### TASK STATEMENT
Copy every line from the data below in which the string "才能使纸板上的图像清晰" can be found.

--------

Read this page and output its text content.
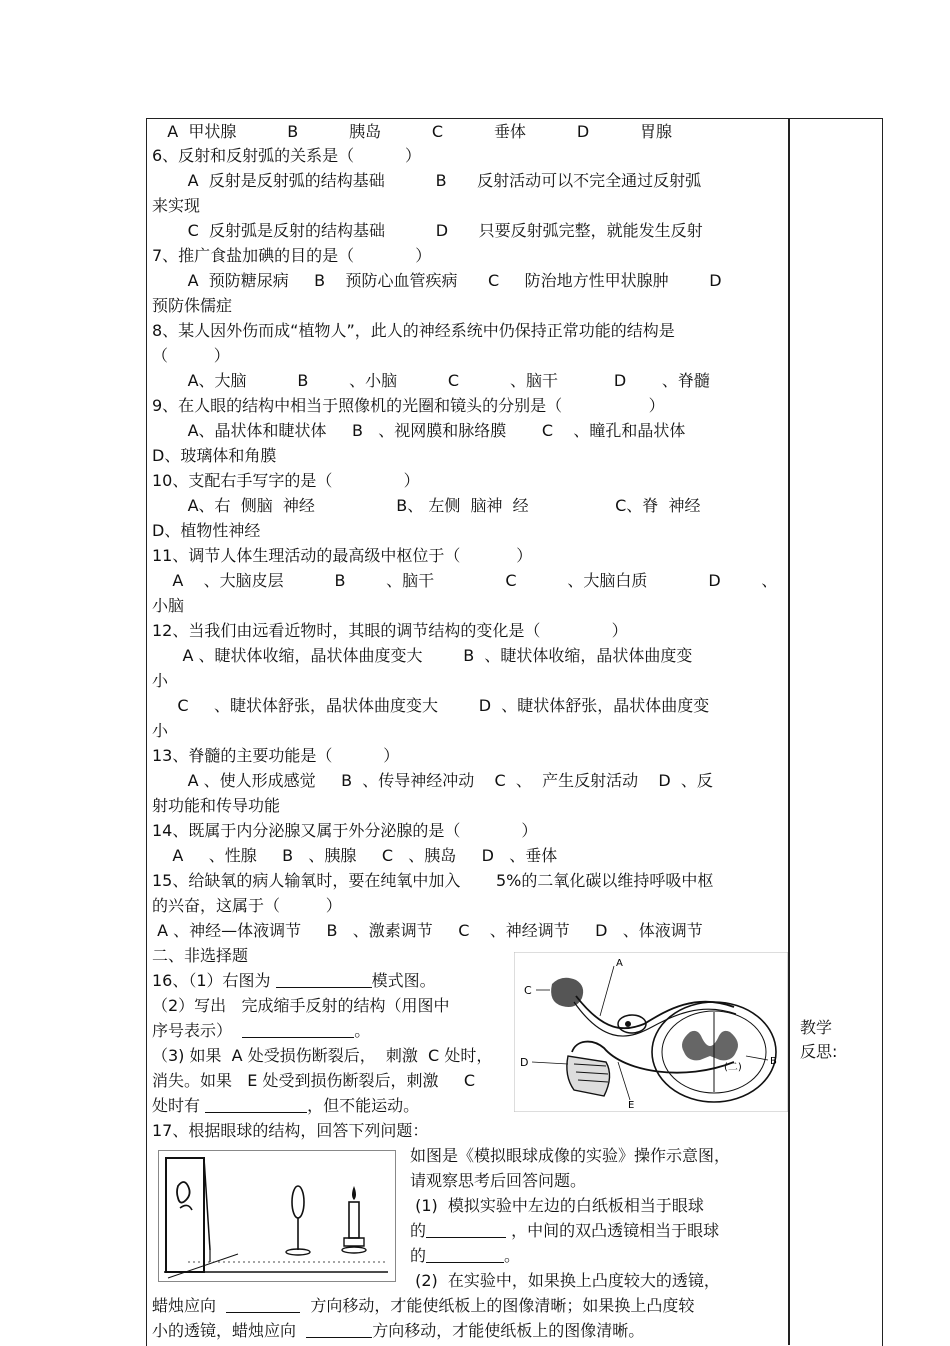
A  甲状腺          B          胰岛          C          垂体          D          胃腺
6、反射和反射弧的关系是（          ）
A  反射是反射弧的结构基础          B      反射活动可以不完全通过反射弧
来实现
C  反射弧是反射的结构基础          D      只要反射弧完整，就能发生反射
7、推广食盐加碘的目的是（            ）
A  预防糖尿病     B    预防心血管疾病      C     防治地方性甲状腺肿        D
预防侏儒症
8、某人因外伤而成“植物人”，此人的神经系统中仍保持正常功能的结构是
（         ）
A、大脑          B        、小脑          C          、脑干           D       、脊髓
9、在人眼的结构中相当于照像机的光圈和镜头的分别是（                 ）
A、晶状体和睫状体     B   、视网膜和脉络膜       C    、瞳孔和晶状体
D、玻璃体和角膜
10、支配右手写字的是（              ）
A、右  侧脑  神经                B、 左侧  脑神  经                 C、脊  神经
D、植物性神经
11、调节人体生理活动的最高级中枢位于（           ）
A    、大脑皮层          B        、脑干              C          、大脑白质            D        、
小脑
12、当我们由远看近物时，其眼的调节结构的变化是（              ）
A 、睫状体收缩，晶状体曲度变大        B  、睫状体收缩，晶状体曲度变
小
C     、睫状体舒张，晶状体曲度变大        D  、睫状体舒张，晶状体曲度变
小
13、脊髓的主要功能是（          ）
A 、使人形成感觉     B  、传导神经冲动    C  、  产生反射活动    D  、反
射功能和传导功能
14、既属于内分泌腺又属于外分泌腺的是（            ）
A     、性腺     B   、胰腺     C   、胰岛     D   、垂体
15、给缺氧的病人输氧时，要在纯氧中加入       5%的二氧化碳以维持呼吸中枢
的兴奋，这属于（         ）
A 、神经—体液调节     B   、激素调节     C    、神经调节     D   、体液调节
二、非选择题
教学
反思:
16、（1）右图为	模式图。
（2）写出   完成缩手反射的结构（用图中
序号表示）	。
（3) 如果  A 处受损伤断裂后，  刺激  C 处时，
消失。如果   E 处受到损伤断裂后，刺激     C
处时有	，但不能运动。
(二)
A
C
D
E
B
17、根据眼球的结构，回答下列问题：
如图是《模拟眼球成像的实验》操作示意图，
请观察思考后回答问题。
(1)  模拟实验中左边的白纸板相当于眼球
的	，中间的双凸透镜相当于眼球
的	。
(2)  在实验中，如果换上凸度较大的透镜，
蜡烛应向	方向移动，才能使纸板上的图像清晰；如果换上凸度较
小的透镜，蜡烛应向	方向移动，才能使纸板上的图像清晰。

--------

### WRITTEN SOLUTION
蜡烛应向	方向移动，才能使纸板上的图像清晰；如果换上凸度较
小的透镜，蜡烛应向	方向移动，才能使纸板上的图像清晰。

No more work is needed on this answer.